◆ **Collection entries**:
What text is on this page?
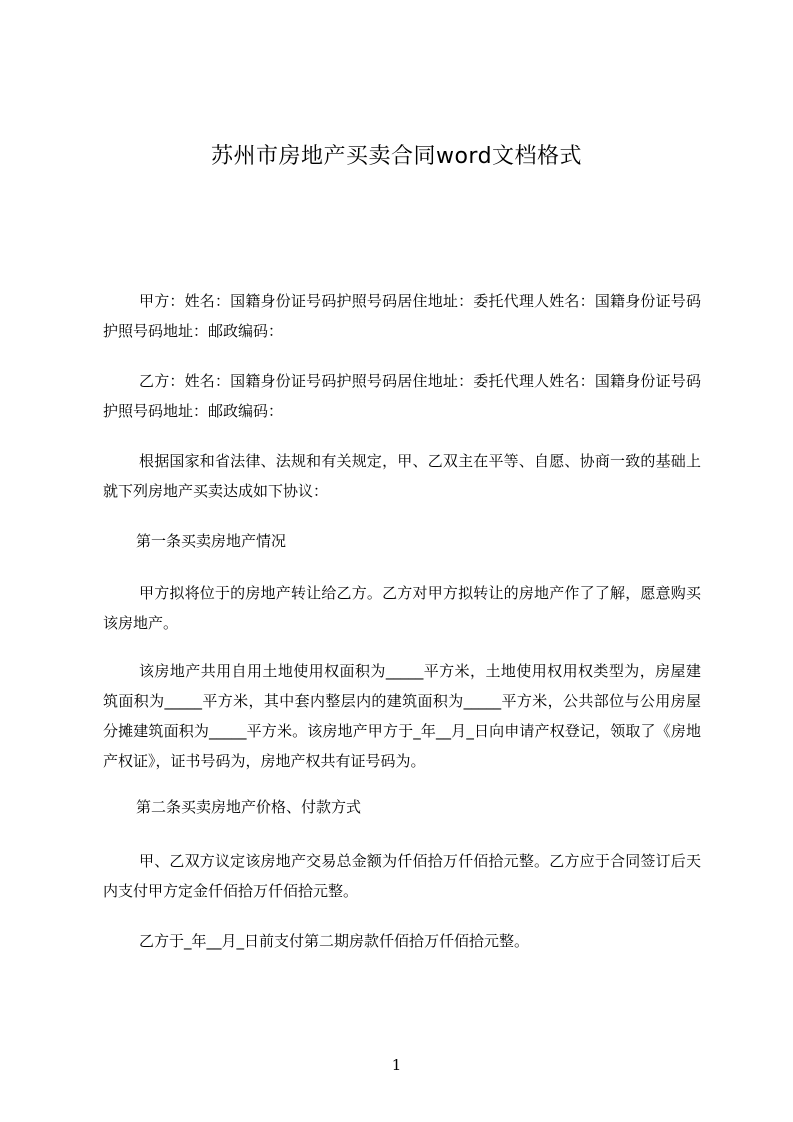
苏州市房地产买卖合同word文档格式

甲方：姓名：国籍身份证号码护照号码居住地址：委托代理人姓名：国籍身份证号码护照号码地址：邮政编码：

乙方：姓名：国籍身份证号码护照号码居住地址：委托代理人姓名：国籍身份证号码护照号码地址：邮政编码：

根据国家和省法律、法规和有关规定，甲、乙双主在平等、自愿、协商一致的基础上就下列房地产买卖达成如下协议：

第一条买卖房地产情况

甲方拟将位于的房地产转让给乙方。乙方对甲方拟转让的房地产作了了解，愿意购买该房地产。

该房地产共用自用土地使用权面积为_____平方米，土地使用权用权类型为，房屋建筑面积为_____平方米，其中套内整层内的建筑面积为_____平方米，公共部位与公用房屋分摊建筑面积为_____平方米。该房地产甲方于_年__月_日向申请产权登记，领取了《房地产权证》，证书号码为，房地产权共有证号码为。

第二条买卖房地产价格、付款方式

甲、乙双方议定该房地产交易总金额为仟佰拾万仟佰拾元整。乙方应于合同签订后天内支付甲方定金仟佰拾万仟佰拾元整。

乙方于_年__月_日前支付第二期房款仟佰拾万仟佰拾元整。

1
...
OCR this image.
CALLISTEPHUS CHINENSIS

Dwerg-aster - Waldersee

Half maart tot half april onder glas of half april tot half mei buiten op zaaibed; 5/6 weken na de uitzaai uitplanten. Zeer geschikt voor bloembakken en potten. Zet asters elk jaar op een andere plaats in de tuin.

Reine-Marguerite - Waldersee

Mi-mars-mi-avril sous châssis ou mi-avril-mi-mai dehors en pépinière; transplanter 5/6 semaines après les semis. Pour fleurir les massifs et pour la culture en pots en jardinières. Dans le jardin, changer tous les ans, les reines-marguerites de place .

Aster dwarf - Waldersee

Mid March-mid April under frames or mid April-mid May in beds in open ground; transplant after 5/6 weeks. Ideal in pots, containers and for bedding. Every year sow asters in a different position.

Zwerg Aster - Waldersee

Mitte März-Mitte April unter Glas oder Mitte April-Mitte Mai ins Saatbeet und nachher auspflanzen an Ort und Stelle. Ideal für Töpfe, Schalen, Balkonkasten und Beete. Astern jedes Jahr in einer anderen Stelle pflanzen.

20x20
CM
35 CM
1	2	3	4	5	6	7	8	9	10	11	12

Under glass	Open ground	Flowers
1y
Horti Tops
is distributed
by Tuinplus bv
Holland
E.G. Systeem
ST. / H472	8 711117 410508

◆ **What the exercise asks**: Every line that holds the word "委托代理人姓名" should be extracted.

◆ **Reply to the task**:
甲方：姓名：国籍身份证号码护照号码居住地址：委托代理人姓名：国籍身份证号码护照号码地址：邮政编码：
乙方：姓名：国籍身份证号码护照号码居住地址：委托代理人姓名：国籍身份证号码护照号码地址：邮政编码：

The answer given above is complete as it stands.